**** TASK MATERIAL

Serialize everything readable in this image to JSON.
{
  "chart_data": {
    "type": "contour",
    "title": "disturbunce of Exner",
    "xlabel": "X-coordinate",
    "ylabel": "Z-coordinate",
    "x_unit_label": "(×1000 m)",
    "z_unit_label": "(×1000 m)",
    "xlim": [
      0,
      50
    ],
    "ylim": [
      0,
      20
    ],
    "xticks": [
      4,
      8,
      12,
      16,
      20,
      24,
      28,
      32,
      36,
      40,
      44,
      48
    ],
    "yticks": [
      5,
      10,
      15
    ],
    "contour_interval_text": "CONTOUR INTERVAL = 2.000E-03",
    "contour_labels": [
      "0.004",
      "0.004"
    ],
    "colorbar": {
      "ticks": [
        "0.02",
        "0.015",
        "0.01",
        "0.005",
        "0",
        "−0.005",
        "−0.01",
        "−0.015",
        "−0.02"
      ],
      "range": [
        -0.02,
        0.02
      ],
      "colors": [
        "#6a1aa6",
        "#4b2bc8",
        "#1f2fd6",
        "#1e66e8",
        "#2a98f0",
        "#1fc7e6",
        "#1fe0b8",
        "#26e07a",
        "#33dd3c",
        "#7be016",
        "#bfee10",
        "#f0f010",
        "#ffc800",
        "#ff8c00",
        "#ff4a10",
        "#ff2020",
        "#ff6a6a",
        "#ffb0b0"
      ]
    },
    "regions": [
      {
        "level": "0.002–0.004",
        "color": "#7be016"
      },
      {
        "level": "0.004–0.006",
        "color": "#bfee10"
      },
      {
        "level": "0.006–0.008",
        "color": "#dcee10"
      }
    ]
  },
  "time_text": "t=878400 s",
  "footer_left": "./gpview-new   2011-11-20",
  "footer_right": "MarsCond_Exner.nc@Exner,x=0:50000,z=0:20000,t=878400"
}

********
**** TASK MATERIAL

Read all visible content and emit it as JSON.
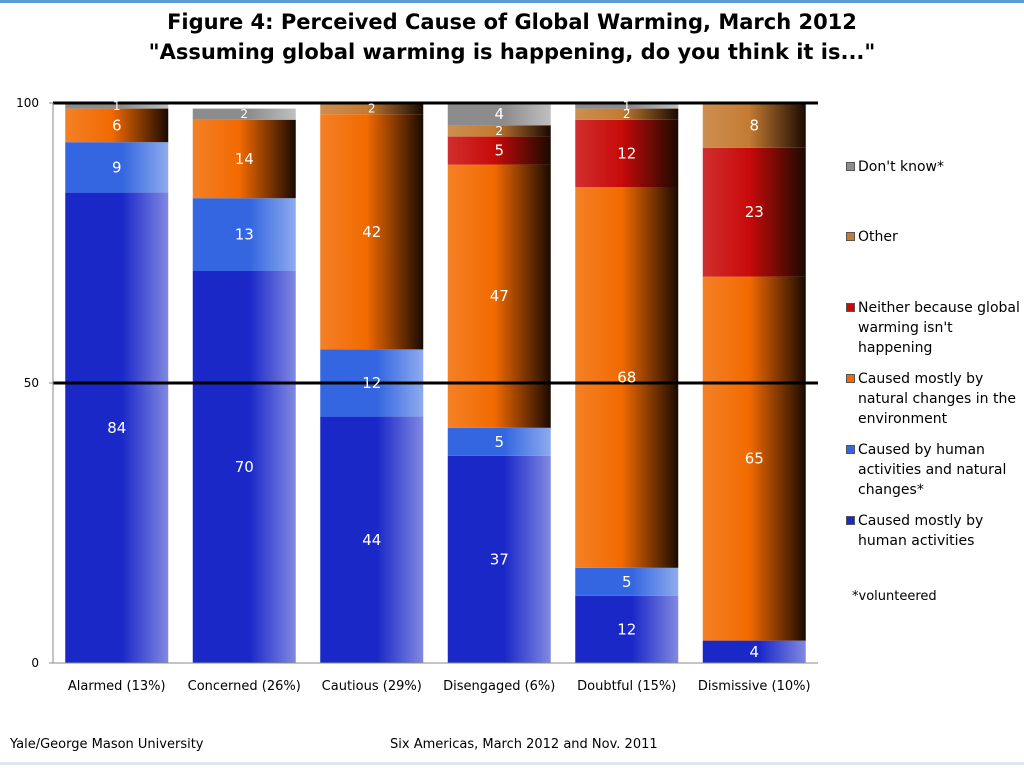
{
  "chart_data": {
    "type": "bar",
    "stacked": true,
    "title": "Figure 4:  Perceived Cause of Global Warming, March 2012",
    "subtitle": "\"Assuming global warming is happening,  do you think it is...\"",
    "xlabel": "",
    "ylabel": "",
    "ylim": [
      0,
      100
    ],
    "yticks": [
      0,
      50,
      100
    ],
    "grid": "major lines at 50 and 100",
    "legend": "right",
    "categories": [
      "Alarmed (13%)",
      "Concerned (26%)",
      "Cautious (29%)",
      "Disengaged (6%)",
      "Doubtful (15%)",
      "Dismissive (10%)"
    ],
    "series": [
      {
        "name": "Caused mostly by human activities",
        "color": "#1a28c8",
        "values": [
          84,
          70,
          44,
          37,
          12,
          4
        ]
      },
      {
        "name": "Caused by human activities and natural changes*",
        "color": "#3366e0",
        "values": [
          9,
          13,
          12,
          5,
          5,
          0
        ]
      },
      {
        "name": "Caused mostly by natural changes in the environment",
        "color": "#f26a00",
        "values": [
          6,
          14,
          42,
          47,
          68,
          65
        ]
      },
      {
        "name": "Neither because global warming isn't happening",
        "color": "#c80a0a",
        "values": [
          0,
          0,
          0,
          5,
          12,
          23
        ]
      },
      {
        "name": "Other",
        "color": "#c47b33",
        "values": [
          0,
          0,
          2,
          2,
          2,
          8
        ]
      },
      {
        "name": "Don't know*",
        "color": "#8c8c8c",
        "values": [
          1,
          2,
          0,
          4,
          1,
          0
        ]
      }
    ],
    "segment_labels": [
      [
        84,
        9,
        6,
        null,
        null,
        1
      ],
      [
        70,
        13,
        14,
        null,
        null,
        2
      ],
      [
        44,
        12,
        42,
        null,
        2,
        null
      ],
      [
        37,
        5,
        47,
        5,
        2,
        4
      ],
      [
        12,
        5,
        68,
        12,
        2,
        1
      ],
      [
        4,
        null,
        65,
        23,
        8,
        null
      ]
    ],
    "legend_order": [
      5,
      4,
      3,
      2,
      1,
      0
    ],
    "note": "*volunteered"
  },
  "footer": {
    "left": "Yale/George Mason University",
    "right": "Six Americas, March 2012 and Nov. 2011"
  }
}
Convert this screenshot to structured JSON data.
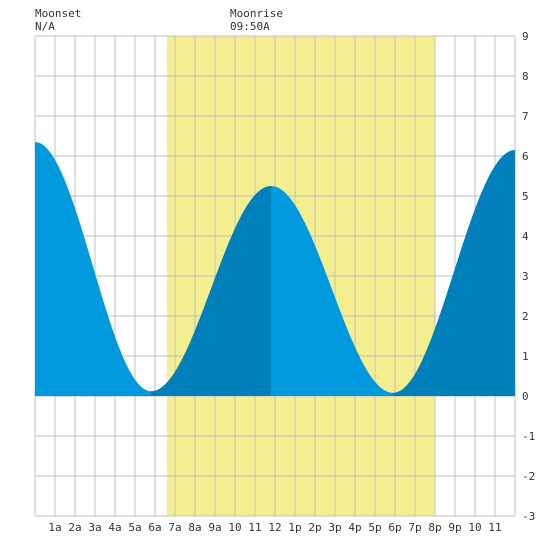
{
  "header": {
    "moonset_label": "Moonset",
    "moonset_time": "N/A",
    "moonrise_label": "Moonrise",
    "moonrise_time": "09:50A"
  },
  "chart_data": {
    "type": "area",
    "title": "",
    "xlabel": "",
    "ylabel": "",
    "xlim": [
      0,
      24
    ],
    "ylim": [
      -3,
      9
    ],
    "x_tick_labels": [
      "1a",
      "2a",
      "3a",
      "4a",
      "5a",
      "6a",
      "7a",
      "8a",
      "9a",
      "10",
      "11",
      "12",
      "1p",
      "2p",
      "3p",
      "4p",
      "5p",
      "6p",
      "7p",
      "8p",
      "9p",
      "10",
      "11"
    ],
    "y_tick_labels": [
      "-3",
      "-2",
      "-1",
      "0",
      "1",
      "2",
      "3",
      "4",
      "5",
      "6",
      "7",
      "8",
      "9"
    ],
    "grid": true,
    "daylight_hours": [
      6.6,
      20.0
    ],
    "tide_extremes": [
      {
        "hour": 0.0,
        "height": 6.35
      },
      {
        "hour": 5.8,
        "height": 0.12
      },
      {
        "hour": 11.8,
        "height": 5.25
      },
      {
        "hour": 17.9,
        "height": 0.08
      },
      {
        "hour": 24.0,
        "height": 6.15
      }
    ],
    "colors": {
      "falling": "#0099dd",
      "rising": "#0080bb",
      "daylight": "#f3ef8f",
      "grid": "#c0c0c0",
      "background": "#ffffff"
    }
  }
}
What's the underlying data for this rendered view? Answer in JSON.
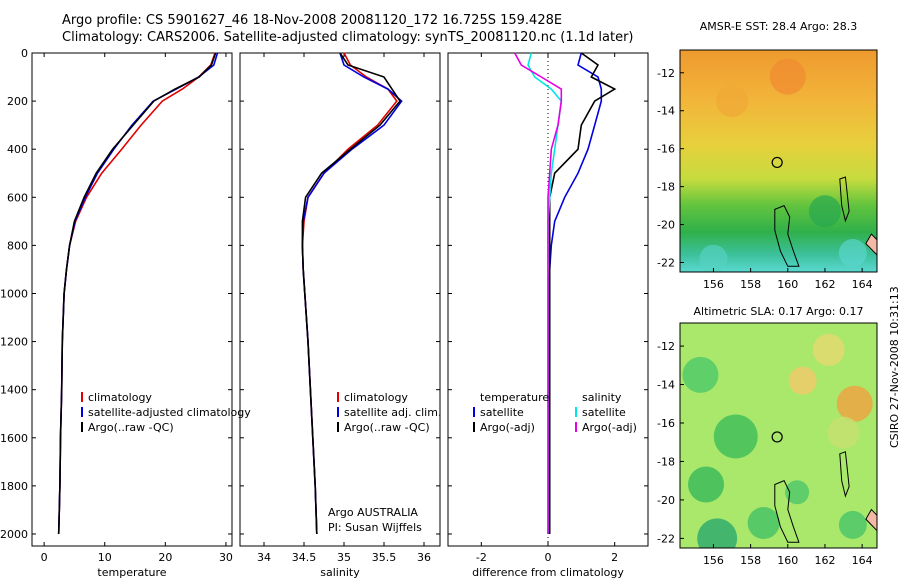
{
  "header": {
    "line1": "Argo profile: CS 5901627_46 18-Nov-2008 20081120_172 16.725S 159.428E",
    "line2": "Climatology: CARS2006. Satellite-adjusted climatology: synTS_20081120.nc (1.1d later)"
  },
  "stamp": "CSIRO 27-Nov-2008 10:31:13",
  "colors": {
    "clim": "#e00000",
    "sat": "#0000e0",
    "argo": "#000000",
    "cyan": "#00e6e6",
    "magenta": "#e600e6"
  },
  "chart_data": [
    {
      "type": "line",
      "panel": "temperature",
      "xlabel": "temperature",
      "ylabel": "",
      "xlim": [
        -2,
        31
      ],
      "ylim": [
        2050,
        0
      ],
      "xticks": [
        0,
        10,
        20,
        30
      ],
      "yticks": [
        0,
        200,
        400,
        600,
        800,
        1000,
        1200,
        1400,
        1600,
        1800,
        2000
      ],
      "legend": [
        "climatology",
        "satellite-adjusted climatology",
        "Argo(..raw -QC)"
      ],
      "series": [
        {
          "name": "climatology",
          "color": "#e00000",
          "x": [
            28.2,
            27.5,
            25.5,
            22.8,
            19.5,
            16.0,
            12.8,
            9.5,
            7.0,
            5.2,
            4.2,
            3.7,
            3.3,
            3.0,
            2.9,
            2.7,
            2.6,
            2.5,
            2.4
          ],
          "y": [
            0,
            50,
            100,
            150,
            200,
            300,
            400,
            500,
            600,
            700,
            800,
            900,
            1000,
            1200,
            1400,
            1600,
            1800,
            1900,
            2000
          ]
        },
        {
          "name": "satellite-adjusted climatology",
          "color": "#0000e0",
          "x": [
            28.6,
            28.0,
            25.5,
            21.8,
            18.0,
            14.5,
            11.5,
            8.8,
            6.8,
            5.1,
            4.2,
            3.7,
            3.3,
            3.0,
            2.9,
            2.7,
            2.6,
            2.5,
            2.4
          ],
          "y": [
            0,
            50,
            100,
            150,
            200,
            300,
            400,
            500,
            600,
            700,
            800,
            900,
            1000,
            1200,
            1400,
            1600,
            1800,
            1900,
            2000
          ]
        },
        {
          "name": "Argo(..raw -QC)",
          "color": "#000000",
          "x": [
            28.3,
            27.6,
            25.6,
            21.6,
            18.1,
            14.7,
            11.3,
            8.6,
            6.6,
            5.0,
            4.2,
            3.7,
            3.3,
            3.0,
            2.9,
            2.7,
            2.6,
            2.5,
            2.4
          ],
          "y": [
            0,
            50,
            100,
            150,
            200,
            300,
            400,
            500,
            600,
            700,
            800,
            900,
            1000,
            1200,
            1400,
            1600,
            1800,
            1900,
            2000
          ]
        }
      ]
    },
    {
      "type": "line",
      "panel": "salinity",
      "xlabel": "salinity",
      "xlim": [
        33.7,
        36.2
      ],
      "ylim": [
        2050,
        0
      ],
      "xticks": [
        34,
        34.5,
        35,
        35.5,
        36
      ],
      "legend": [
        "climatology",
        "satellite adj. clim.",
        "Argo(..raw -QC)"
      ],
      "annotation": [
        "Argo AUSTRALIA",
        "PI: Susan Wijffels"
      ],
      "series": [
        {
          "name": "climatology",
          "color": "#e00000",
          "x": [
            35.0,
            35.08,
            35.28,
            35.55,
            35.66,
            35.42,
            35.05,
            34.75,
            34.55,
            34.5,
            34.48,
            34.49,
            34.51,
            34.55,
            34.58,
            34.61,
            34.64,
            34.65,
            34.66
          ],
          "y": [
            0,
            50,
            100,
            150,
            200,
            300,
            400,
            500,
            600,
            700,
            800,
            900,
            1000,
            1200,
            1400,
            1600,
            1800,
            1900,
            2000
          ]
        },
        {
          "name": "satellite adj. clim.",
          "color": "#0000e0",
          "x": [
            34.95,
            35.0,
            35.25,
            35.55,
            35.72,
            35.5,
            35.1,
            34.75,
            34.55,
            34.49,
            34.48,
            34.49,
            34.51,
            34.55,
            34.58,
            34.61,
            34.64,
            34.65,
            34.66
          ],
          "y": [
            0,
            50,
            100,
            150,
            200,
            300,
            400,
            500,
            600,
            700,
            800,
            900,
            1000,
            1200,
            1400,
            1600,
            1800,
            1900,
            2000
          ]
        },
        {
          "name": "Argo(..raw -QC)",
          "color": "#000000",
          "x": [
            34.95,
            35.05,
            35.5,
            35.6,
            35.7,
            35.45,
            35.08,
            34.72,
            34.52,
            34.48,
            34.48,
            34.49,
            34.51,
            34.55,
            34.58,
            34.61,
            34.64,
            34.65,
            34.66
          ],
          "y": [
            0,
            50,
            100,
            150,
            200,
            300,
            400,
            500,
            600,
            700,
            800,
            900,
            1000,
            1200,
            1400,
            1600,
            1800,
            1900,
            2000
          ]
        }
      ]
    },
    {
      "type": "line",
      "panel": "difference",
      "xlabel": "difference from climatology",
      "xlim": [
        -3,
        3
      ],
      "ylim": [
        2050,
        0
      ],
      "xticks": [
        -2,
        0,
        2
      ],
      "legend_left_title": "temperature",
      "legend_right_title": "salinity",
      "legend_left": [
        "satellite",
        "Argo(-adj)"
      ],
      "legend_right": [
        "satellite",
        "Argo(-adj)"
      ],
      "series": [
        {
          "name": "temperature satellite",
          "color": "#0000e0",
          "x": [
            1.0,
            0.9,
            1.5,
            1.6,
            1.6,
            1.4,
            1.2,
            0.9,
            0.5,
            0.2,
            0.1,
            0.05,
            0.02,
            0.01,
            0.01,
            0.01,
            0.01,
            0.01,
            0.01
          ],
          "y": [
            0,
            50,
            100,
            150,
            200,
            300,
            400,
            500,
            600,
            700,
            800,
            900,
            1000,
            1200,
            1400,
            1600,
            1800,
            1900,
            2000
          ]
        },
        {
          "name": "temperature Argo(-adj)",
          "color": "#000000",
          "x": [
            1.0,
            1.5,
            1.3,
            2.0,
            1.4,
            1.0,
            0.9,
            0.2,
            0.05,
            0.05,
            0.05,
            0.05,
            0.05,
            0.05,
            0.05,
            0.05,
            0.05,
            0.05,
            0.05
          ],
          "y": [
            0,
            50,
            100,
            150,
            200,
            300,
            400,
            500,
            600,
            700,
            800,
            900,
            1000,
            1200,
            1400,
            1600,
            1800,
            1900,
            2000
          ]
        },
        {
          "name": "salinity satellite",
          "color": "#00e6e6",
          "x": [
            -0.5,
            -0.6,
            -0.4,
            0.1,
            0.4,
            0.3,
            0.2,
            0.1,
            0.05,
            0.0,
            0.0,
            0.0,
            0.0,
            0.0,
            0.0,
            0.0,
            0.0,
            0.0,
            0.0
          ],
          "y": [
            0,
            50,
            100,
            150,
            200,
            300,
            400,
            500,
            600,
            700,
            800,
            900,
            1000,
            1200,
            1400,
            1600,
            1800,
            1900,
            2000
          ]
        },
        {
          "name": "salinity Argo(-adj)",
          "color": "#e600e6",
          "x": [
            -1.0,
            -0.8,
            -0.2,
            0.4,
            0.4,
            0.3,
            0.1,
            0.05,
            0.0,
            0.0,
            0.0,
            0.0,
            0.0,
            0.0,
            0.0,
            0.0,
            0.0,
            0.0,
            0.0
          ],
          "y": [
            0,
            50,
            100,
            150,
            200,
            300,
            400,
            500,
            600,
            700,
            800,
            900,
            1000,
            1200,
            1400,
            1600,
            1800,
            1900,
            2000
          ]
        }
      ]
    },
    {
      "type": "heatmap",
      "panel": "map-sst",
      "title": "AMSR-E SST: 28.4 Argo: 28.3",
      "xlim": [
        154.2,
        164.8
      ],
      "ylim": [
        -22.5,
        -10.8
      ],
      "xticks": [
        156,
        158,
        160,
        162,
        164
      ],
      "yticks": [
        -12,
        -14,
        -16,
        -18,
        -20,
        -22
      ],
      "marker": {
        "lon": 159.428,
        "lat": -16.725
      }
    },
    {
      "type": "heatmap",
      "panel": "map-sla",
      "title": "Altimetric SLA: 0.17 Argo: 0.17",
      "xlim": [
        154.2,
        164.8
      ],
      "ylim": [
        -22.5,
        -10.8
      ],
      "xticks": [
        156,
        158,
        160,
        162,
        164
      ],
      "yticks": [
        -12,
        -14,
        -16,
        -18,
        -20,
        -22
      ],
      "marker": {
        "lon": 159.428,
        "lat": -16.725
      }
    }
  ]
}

********

Spot every line that holds "level" and copy it.

FINAL RESULT —
        "level": "0.002–0.004",
        "level": "0.004–0.006",
        "level": "0.006–0.008",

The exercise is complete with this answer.